:: DOCUMENT EXCERPT ::

It’s great that Bruno Latour has come up in the scale debates so early in my reading. I haven’t had a good reason to think about him since I stopped being a science librarian. Even then, it was pretty casual thought.

The last time I did any serious thinking about him, I produced a piece that encouraged librarians to use the analogies of Actor-Network Theory
to get some work done. In the first week of the scale seminar, he was brought up in passing, and I was looking forward to see how his work has been used in geography. This week, a review article seems to completely miss ANT’s point.

The article says that discussions of networks “simplify/homogenize the role of geography as a form of knowledge/practice and as an institution.” Well, that’s what ANT was formed to do from the ground up: to take all factors in a given situation and to treat each of them as equal, individual actors in a network. The idea that an academic discipline should be privileged over a printed map or a feature of the landscape is anathema to the ontology that Latour has designed. To say (as Paasi does) that “Geography, boundaries and scales are not ‘intuitive fictions’ and their rejection/acceptance can hardly be a matter of the choice of a specific ontology” rejects using any of ANT.

:::
:: MATERIAL PROVIDED ::

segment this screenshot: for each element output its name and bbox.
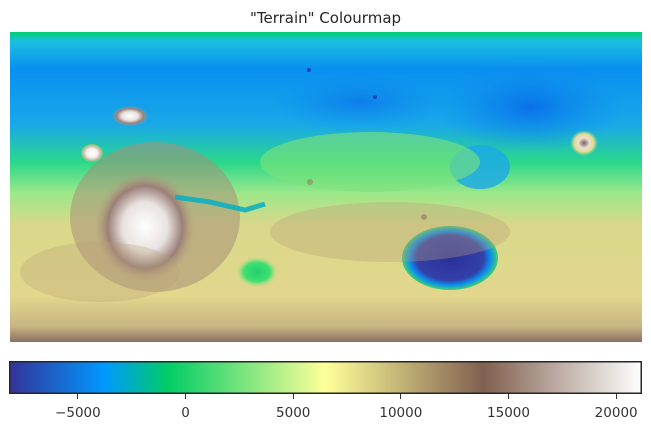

:::

CHALLENGE A:
Answer these about the post on Bruno Latour, one line each:
(i) What job did the writer hold earlier?
(ii) What did the writer's earlier piece encourage librarians to use?
(iii) Whom does the post name as saying that geography, boundaries and scales are not "intuitive fictions"?
CHALLENGE B: From the post on Bruno Latour, extract everything from "The last time" down to "miss ANT’s point.".

COMPLETE RESPONSE A:
(i) Science librarian.
(ii) The analogies of Actor-Network Theory.
(iii) Paasi.

COMPLETE RESPONSE B:
The last time I did any serious thinking about him, I produced a piece that encouraged librarians to use the analogies of Actor-Network Theory
to get some work done. In the first week of the scale seminar, he was brought up in passing, and I was looking forward to see how his work has been used in geography. This week, a review article seems to completely miss ANT’s point.